» **Exercise details**:
Extract from the listing each line in which the word "JSON" appears.

» **Supplied data**:

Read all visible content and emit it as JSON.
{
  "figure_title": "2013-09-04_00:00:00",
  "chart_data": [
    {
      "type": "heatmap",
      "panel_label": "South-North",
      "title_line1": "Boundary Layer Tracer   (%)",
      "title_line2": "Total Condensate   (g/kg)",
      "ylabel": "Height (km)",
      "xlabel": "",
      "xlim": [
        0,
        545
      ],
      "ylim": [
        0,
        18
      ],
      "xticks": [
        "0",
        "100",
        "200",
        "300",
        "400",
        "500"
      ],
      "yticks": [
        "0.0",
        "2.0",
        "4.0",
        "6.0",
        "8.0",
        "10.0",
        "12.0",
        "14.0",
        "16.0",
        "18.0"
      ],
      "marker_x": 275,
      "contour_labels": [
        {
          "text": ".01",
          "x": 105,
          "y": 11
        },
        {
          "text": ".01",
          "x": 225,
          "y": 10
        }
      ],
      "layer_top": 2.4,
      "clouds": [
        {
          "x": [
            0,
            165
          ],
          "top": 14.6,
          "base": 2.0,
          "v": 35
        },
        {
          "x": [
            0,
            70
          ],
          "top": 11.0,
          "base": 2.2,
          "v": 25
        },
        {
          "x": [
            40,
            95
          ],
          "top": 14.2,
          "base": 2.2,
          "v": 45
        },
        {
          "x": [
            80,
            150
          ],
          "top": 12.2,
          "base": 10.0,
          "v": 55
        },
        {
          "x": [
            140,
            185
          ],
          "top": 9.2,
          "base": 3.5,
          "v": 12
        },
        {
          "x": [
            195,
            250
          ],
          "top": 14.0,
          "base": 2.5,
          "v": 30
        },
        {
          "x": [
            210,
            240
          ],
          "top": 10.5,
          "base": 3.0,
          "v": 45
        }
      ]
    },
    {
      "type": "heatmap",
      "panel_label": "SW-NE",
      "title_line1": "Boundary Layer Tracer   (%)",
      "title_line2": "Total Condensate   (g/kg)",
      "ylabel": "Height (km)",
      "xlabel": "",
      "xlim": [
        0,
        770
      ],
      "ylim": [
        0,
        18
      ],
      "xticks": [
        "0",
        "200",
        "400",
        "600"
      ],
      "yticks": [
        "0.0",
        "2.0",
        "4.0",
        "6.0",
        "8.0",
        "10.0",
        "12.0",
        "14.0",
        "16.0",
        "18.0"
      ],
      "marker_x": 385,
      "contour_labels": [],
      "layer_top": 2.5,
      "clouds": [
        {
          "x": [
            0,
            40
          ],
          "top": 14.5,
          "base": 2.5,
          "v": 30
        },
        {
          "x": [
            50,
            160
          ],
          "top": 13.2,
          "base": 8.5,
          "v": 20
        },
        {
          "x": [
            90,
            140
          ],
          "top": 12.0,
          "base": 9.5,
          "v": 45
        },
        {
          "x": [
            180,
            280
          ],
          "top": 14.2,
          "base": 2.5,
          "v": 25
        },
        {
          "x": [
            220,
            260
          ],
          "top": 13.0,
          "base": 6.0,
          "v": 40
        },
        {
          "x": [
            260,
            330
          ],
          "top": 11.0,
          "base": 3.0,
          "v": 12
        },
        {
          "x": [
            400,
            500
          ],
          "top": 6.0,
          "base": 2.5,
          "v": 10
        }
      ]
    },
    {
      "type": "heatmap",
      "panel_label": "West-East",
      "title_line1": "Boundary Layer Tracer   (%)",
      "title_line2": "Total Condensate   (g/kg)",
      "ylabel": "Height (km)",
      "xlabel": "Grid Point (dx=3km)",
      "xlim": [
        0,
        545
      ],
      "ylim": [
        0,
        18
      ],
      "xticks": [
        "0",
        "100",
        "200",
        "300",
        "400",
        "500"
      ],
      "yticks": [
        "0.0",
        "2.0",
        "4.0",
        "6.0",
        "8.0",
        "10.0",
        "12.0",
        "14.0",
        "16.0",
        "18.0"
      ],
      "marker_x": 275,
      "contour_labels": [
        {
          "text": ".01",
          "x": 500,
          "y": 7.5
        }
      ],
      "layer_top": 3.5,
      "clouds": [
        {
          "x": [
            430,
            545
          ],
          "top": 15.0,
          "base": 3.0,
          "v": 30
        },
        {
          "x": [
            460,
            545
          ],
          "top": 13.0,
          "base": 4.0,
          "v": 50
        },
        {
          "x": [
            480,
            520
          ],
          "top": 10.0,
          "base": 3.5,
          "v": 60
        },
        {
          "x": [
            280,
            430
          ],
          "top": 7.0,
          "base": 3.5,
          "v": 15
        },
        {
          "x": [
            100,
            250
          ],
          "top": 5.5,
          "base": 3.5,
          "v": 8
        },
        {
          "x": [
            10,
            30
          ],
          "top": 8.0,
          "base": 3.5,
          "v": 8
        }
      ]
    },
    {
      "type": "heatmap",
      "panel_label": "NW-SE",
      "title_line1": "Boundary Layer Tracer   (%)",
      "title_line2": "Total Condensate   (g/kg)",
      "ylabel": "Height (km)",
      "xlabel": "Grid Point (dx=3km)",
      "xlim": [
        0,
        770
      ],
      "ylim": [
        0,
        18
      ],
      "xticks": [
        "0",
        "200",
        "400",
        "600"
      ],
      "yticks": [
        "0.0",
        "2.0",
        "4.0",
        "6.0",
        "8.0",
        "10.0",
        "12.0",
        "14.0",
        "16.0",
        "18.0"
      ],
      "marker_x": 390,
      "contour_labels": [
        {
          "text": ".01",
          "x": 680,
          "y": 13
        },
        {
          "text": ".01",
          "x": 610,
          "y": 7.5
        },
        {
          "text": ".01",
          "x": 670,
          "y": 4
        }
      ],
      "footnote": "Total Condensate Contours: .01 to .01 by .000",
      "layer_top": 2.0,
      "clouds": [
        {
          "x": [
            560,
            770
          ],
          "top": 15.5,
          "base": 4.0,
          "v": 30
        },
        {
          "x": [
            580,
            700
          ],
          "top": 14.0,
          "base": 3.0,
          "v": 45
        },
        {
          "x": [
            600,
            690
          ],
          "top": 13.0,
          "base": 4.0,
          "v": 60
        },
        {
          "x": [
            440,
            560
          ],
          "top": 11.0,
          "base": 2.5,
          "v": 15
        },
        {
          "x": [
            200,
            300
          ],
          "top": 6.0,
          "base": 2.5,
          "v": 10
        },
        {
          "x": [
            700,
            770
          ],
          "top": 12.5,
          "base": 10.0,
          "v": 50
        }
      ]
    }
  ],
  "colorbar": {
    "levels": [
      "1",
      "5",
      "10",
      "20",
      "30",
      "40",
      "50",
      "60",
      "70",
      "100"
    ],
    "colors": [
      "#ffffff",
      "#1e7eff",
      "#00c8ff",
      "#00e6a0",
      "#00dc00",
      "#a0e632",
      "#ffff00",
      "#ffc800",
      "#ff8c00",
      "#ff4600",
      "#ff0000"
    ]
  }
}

--

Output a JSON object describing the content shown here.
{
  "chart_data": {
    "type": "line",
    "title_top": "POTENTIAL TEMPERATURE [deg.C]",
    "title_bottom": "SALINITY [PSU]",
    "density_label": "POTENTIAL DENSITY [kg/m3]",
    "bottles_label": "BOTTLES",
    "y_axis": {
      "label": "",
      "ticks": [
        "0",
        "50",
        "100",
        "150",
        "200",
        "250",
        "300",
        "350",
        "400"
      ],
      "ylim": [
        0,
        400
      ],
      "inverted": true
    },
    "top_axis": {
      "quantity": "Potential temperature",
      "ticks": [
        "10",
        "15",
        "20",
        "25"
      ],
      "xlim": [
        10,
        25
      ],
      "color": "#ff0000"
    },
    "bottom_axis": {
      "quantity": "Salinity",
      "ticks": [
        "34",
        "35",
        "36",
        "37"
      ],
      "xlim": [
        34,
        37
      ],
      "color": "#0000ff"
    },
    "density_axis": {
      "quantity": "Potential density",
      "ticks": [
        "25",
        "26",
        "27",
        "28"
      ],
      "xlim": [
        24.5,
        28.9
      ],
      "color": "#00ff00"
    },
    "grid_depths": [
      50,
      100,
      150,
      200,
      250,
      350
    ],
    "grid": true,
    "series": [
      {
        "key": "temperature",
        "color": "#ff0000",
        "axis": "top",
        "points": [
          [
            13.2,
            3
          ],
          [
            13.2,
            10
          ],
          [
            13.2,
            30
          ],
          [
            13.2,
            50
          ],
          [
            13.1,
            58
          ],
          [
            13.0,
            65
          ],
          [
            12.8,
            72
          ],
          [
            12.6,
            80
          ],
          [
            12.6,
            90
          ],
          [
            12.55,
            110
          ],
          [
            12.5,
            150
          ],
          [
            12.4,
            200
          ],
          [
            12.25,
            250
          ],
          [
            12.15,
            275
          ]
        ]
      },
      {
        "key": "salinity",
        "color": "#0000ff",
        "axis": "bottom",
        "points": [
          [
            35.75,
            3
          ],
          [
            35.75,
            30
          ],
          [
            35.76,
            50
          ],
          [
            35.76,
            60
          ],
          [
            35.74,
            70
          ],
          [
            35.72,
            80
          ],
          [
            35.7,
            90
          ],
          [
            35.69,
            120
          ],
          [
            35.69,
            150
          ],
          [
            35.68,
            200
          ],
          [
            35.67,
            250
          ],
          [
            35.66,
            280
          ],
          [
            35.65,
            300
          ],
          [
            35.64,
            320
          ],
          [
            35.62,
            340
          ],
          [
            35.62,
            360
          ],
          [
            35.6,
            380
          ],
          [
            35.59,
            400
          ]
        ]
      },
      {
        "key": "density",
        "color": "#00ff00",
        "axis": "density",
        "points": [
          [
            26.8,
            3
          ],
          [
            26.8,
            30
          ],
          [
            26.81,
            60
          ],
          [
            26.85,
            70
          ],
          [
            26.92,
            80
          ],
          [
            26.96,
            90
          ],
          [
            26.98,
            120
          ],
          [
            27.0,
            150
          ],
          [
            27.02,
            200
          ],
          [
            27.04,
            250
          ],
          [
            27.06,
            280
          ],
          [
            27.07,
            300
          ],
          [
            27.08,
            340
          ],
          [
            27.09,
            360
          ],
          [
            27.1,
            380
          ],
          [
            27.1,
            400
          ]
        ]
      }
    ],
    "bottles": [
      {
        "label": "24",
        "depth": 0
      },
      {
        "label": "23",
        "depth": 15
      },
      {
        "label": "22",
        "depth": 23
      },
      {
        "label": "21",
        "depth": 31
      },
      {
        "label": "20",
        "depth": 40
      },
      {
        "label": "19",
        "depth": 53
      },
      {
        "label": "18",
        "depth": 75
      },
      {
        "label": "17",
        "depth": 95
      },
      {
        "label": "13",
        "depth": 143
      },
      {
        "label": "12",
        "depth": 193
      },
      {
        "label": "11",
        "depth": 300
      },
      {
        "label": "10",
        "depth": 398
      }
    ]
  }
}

==

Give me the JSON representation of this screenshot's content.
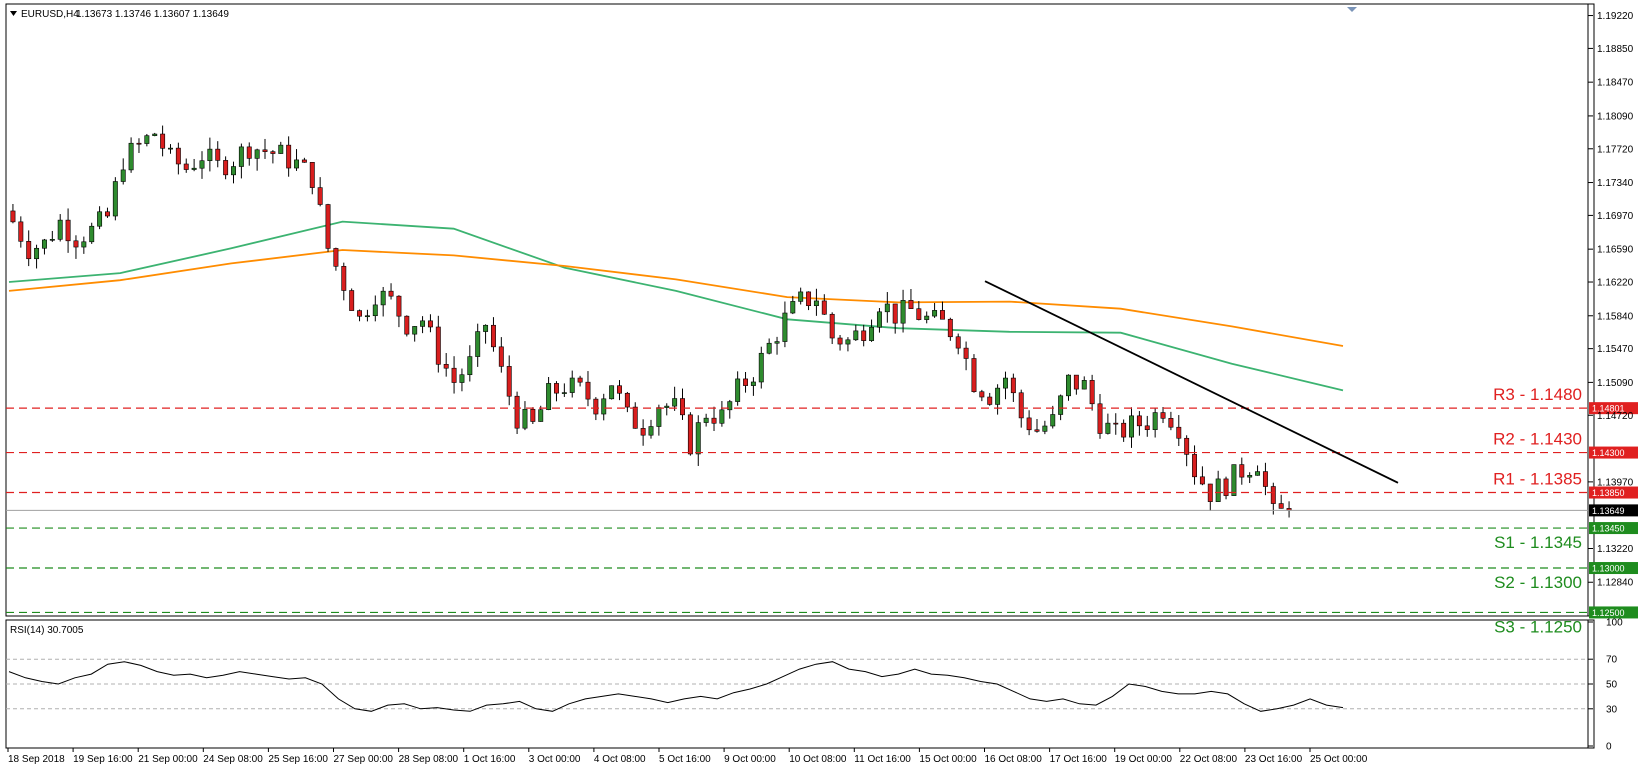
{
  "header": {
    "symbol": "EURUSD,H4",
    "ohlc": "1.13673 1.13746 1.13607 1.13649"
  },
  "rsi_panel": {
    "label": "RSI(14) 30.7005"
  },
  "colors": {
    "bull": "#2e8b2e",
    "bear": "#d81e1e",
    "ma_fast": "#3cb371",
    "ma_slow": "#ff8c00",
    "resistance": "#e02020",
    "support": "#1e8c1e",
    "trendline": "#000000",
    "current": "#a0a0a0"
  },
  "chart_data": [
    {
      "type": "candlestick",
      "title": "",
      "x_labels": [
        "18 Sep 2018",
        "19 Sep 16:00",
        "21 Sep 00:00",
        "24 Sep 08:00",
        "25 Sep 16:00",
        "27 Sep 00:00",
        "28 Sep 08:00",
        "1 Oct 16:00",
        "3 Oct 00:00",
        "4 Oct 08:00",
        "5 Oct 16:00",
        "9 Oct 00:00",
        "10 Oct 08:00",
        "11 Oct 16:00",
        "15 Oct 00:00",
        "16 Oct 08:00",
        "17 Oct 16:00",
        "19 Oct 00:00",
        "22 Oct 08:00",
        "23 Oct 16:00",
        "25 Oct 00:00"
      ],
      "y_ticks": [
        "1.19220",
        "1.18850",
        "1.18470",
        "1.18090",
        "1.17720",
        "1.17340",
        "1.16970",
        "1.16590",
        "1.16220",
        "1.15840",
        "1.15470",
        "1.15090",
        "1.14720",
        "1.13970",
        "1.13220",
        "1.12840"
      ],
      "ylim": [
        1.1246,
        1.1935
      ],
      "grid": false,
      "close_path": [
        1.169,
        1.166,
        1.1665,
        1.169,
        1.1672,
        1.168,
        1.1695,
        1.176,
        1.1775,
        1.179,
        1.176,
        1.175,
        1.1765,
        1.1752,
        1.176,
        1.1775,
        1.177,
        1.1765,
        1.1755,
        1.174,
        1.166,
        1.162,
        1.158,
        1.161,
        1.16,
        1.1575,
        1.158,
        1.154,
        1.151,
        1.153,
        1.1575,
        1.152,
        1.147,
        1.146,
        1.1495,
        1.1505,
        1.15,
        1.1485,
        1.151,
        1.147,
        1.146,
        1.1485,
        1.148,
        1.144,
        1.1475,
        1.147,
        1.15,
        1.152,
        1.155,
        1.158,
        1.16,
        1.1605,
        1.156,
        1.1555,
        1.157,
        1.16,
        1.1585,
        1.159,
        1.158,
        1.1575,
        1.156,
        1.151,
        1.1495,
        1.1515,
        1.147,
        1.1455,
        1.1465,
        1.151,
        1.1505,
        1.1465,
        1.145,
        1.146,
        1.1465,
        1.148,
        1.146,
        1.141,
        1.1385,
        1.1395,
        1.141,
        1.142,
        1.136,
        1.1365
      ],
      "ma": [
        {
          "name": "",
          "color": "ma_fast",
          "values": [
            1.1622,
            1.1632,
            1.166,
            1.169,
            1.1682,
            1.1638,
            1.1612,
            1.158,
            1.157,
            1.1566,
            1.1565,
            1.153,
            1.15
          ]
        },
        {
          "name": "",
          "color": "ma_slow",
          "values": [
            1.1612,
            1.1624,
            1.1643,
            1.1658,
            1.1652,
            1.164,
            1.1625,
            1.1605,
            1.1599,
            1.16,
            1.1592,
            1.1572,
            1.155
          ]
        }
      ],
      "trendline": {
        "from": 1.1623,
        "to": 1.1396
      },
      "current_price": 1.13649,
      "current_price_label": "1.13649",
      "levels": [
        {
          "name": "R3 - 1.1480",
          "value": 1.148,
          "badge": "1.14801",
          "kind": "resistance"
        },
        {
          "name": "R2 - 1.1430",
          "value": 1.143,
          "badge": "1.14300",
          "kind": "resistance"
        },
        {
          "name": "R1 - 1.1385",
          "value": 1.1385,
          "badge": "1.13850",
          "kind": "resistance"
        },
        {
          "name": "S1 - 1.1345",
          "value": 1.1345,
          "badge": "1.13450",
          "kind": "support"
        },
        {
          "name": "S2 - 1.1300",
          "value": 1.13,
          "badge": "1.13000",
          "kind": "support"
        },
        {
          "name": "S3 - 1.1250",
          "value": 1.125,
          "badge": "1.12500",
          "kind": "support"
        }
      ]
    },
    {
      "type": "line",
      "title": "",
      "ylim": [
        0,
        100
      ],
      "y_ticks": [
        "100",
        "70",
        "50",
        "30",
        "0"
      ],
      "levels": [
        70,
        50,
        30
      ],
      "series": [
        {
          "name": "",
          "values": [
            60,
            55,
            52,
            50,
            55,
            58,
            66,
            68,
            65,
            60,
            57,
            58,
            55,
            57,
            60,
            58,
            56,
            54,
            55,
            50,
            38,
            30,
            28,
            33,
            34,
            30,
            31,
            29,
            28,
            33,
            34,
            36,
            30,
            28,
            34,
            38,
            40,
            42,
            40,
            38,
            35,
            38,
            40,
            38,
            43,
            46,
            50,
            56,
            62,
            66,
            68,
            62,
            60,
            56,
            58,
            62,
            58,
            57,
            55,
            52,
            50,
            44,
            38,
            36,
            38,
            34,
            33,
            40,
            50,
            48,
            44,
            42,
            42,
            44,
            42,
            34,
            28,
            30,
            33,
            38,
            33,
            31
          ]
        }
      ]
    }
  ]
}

» **Completed task**:
Read all visible content and emit it as JSON.
Output a JSON object describing the content shown here.
Give me the JSON representation of this screenshot's content.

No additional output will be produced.